Stored entries:
_ _ _
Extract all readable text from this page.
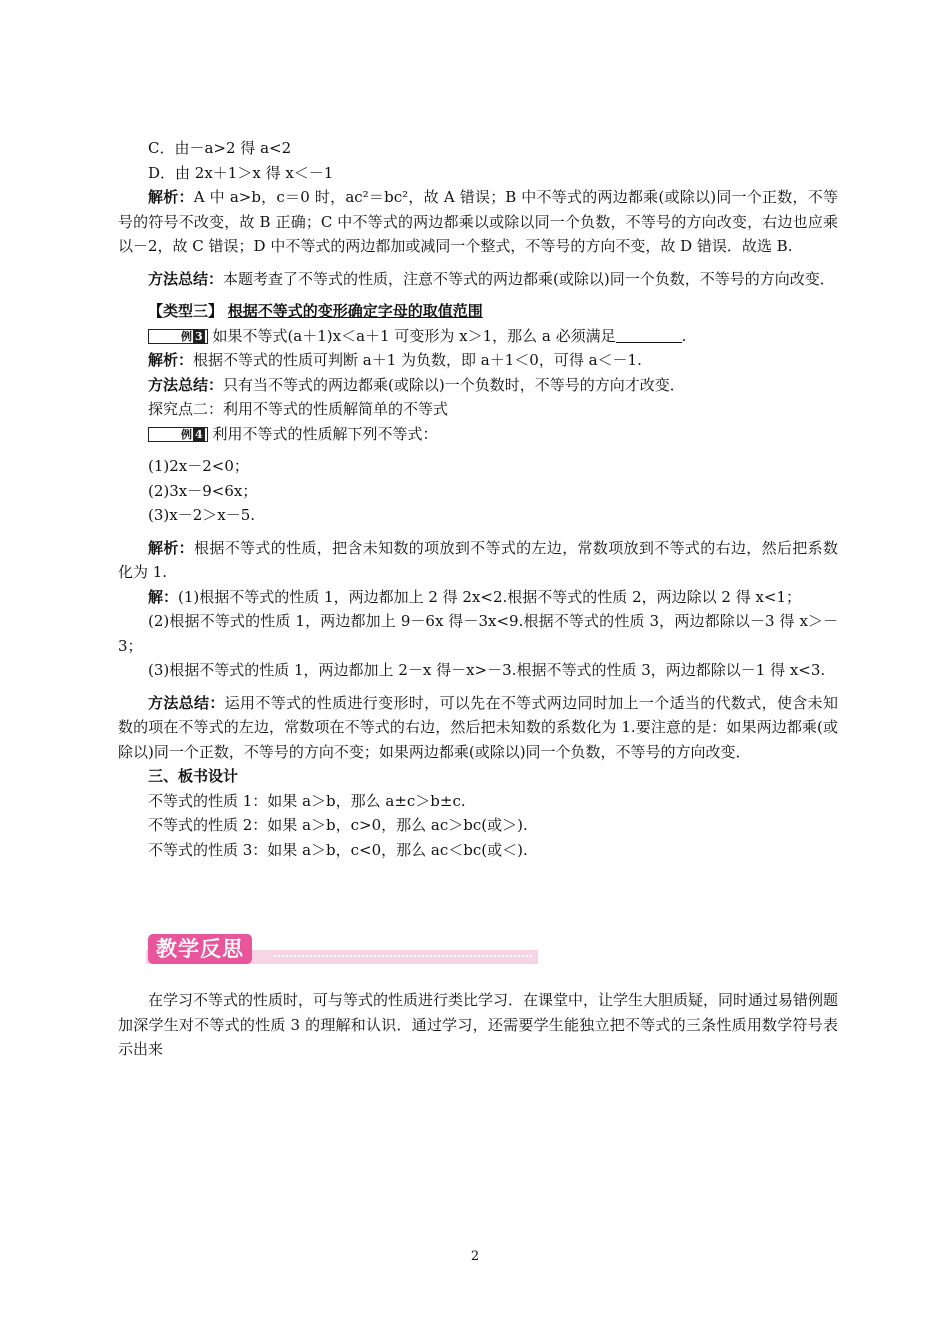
C．由－a>2 得 a<2

D．由 2x＋1＞x 得 x＜－1

解析：A 中 a>b，c＝0 时，ac²＝bc²，故 A 错误；B 中不等式的两边都乘(或除以)同一个正数，不等号的符号不改变，故 B 正确；C 中不等式的两边都乘以或除以同一个负数，不等号的方向改变，右边也应乘以－2，故 C 错误；D 中不等式的两边都加或减同一个整式，不等号的方向不变，故 D 错误．故选 B.

方法总结：本题考查了不等式的性质，注意不等式的两边都乘(或除以)同一个负数，不等号的方向改变．

【类型三】 根据不等式的变形确定字母的取值范围

例 3 如果不等式(a＋1)x＜a＋1 可变形为 x＞1，那么 a 必须满足	.

解析：根据不等式的性质可判断 a＋1 为负数，即 a＋1＜0，可得 a＜－1.

方法总结：只有当不等式的两边都乘(或除以)一个负数时，不等号的方向才改变．

探究点二：利用不等式的性质解简单的不等式

例 4 利用不等式的性质解下列不等式：

(1)2x－2<0；

(2)3x－9<6x；

(3)x－2＞x－5.

解析：根据不等式的性质，把含未知数的项放到不等式的左边，常数项放到不等式的右边，然后把系数化为 1.

解：(1)根据不等式的性质 1，两边都加上 2 得 2x<2.根据不等式的性质 2，两边除以 2 得 x<1；

(2)根据不等式的性质 1，两边都加上 9－6x 得－3x<9.根据不等式的性质 3，两边都除以－3 得 x＞－3；

(3)根据不等式的性质 1，两边都加上 2－x 得－x>－3.根据不等式的性质 3，两边都除以－1 得 x<3.

方法总结：运用不等式的性质进行变形时，可以先在不等式两边同时加上一个适当的代数式，使含未知数的项在不等式的左边，常数项在不等式的右边，然后把未知数的系数化为 1.要注意的是：如果两边都乘(或除以)同一个正数，不等号的方向不变；如果两边都乘(或除以)同一个负数，不等号的方向改变．

三、板书设计

不等式的性质 1：如果 a＞b，那么 a±c＞b±c.

不等式的性质 2：如果 a＞b，c>0，那么 ac＞bc(或＞).

不等式的性质 3：如果 a＞b，c<0，那么 ac＜bc(或＜).

教学反思

在学习不等式的性质时，可与等式的性质进行类比学习．在课堂中，让学生大胆质疑，同时通过易错例题加深学生对不等式的性质 3 的理解和认识．通过学习，还需要学生能独立把不等式的三条性质用数学符号表示出来

2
_ _ _
What is asked: Go through the material above and copy each line that has the word "两边都除以".

Output for this exercise:
(2)根据不等式的性质 1，两边都加上 9－6x 得－3x<9.根据不等式的性质 3，两边都除以－3 得 x＞－3；
(3)根据不等式的性质 1，两边都加上 2－x 得－x>－3.根据不等式的性质 3，两边都除以－1 得 x<3.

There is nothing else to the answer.